- [WORK ORDER] Skip the pictures. Copy all the rest of the records down exactly.
════════════════
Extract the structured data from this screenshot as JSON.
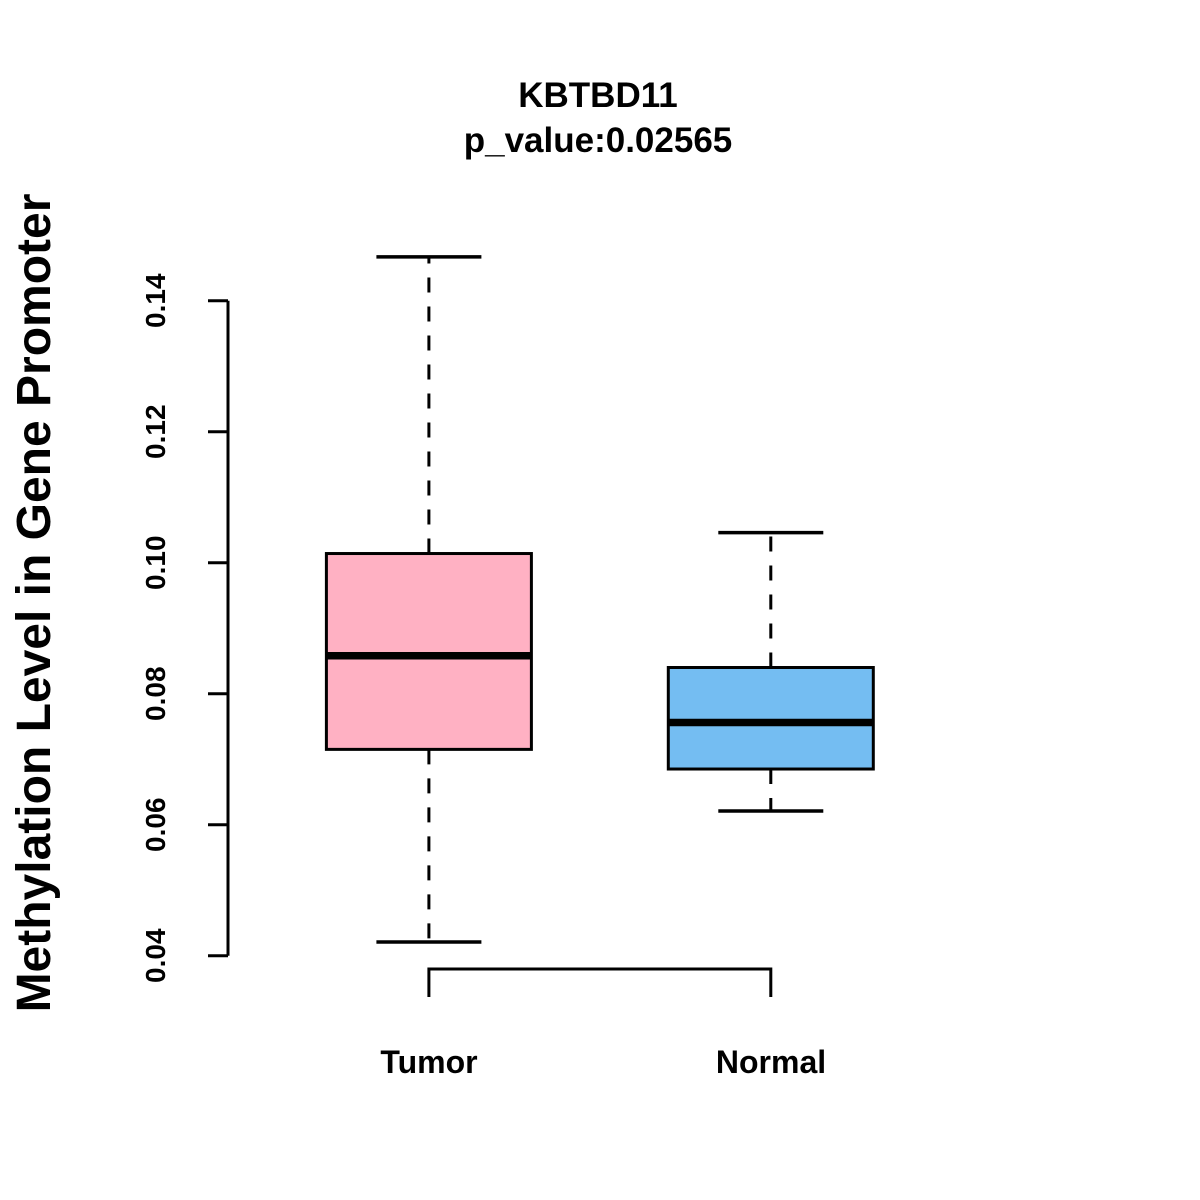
{
  "chart_data": {
    "type": "boxplot",
    "title": "KBTBD11",
    "subtitle": "p_value:0.02565",
    "ylabel": "Methylation Level in Gene Promoter",
    "xlabel": "",
    "categories": [
      "Tumor",
      "Normal"
    ],
    "yticks": [
      "0.04",
      "0.06",
      "0.08",
      "0.10",
      "0.12",
      "0.14"
    ],
    "ylim": [
      0.04,
      0.14
    ],
    "grid": false,
    "legend": "none",
    "background": "#FFFFFF",
    "stroke_color": "#000000",
    "series": [
      {
        "name": "Tumor",
        "fill": "#FFB1C3",
        "whisker_low": 0.0421,
        "q1": 0.0715,
        "median": 0.0858,
        "q3": 0.1014,
        "whisker_high": 0.1467
      },
      {
        "name": "Normal",
        "fill": "#74BDF2",
        "whisker_low": 0.0621,
        "q1": 0.0685,
        "median": 0.0756,
        "q3": 0.084,
        "whisker_high": 0.1046
      }
    ]
  }
}
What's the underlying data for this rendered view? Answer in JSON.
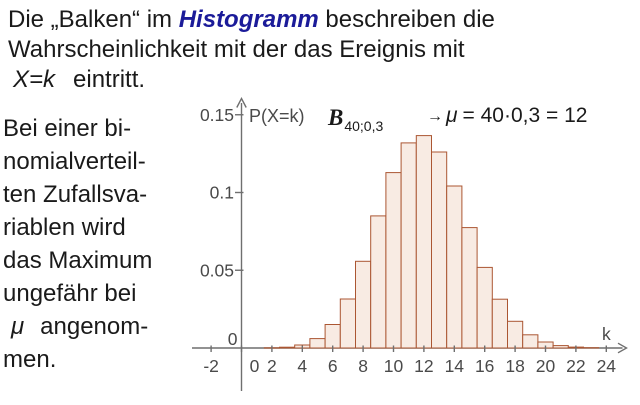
{
  "colors": {
    "emphasis_blue": "#1b1b99",
    "text_black": "#1a1a1a",
    "bar_fill": "#f8ebe3",
    "bar_stroke": "#ab5632",
    "axis_gray": "#6f6f6f",
    "label_gray": "#4a4a4a"
  },
  "intro": {
    "l1_pre": "Die „Balken“ im ",
    "l1_em": "Histogramm",
    "l1_post": " beschreiben die",
    "l2": "Wahrscheinlichkeit mit der das Ereignis mit",
    "l3_math": "X=k",
    "l3_post": "eintritt."
  },
  "aside": {
    "lines": [
      "Bei einer bi-",
      "nomialverteil-",
      "ten Zufallsva-",
      "riablen wird",
      "das Maximum",
      "ungefähr bei"
    ],
    "mu_symbol": "μ",
    "mu_rest": "angenom-",
    "last_line": "men."
  },
  "chart_data": {
    "type": "bar",
    "ylabel": "P(X=k)",
    "xlabel": "k",
    "dist_main": "B",
    "dist_sub": "40;0,3",
    "annotation": {
      "arrow": "→",
      "mu": "μ",
      "text": "= 40·0,3 = 12"
    },
    "x_ticks": [
      -2,
      0,
      2,
      4,
      6,
      8,
      10,
      12,
      14,
      16,
      18,
      20,
      22,
      24
    ],
    "y_ticks": [
      {
        "v": 0.05,
        "label": "0.05"
      },
      {
        "v": 0.1,
        "label": "0.1"
      },
      {
        "v": 0.15,
        "label": "0.15"
      }
    ],
    "y_zero_label": "0",
    "xlim": [
      -3,
      25.5
    ],
    "ylim": [
      0,
      0.16
    ],
    "grid": false,
    "legend": false,
    "k": [
      2,
      3,
      4,
      5,
      6,
      7,
      8,
      9,
      10,
      11,
      12,
      13,
      14,
      15,
      16,
      17,
      18,
      19,
      20,
      21,
      22,
      23
    ],
    "p": [
      9e-05,
      0.0005,
      0.00196,
      0.00606,
      0.01514,
      0.03152,
      0.05573,
      0.08492,
      0.11282,
      0.13187,
      0.13657,
      0.12607,
      0.1042,
      0.07741,
      0.05183,
      0.03136,
      0.01717,
      0.00852,
      0.00384,
      0.00157,
      0.00058,
      0.00019
    ]
  }
}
════════════════
- [ANSWER TO THIS PROBLEM]
Extract the structured data from this screenshot as JSON.
{
  "chart_data": {
    "type": "boxplot",
    "title": "KBTBD11",
    "subtitle": "p_value:0.02565",
    "ylabel": "Methylation Level in Gene Promoter",
    "xlabel": "",
    "categories": [
      "Tumor",
      "Normal"
    ],
    "yticks": [
      "0.04",
      "0.06",
      "0.08",
      "0.10",
      "0.12",
      "0.14"
    ],
    "ylim": [
      0.04,
      0.14
    ],
    "grid": false,
    "legend": "none",
    "background": "#FFFFFF",
    "stroke_color": "#000000",
    "series": [
      {
        "name": "Tumor",
        "fill": "#FFB1C3",
        "whisker_low": 0.0421,
        "q1": 0.0715,
        "median": 0.0858,
        "q3": 0.1014,
        "whisker_high": 0.1467
      },
      {
        "name": "Normal",
        "fill": "#74BDF2",
        "whisker_low": 0.0621,
        "q1": 0.0685,
        "median": 0.0756,
        "q3": 0.084,
        "whisker_high": 0.1046
      }
    ]
  }
}
What's the underlying data for this rendered view? Answer in JSON.
{
  "colors": {
    "emphasis_blue": "#1b1b99",
    "text_black": "#1a1a1a",
    "bar_fill": "#f8ebe3",
    "bar_stroke": "#ab5632",
    "axis_gray": "#6f6f6f",
    "label_gray": "#4a4a4a"
  },
  "intro": {
    "l1_pre": "Die „Balken“ im ",
    "l1_em": "Histogramm",
    "l1_post": " beschreiben die",
    "l2": "Wahrscheinlichkeit mit der das Ereignis mit",
    "l3_math": "X=k",
    "l3_post": "eintritt."
  },
  "aside": {
    "lines": [
      "Bei einer bi-",
      "nomialverteil-",
      "ten Zufallsva-",
      "riablen wird",
      "das Maximum",
      "ungefähr bei"
    ],
    "mu_symbol": "μ",
    "mu_rest": "angenom-",
    "last_line": "men."
  },
  "chart_data": {
    "type": "bar",
    "ylabel": "P(X=k)",
    "xlabel": "k",
    "dist_main": "B",
    "dist_sub": "40;0,3",
    "annotation": {
      "arrow": "→",
      "mu": "μ",
      "text": "= 40·0,3 = 12"
    },
    "x_ticks": [
      -2,
      0,
      2,
      4,
      6,
      8,
      10,
      12,
      14,
      16,
      18,
      20,
      22,
      24
    ],
    "y_ticks": [
      {
        "v": 0.05,
        "label": "0.05"
      },
      {
        "v": 0.1,
        "label": "0.1"
      },
      {
        "v": 0.15,
        "label": "0.15"
      }
    ],
    "y_zero_label": "0",
    "xlim": [
      -3,
      25.5
    ],
    "ylim": [
      0,
      0.16
    ],
    "grid": false,
    "legend": false,
    "k": [
      2,
      3,
      4,
      5,
      6,
      7,
      8,
      9,
      10,
      11,
      12,
      13,
      14,
      15,
      16,
      17,
      18,
      19,
      20,
      21,
      22,
      23
    ],
    "p": [
      9e-05,
      0.0005,
      0.00196,
      0.00606,
      0.01514,
      0.03152,
      0.05573,
      0.08492,
      0.11282,
      0.13187,
      0.13657,
      0.12607,
      0.1042,
      0.07741,
      0.05183,
      0.03136,
      0.01717,
      0.00852,
      0.00384,
      0.00157,
      0.00058,
      0.00019
    ]
  }
}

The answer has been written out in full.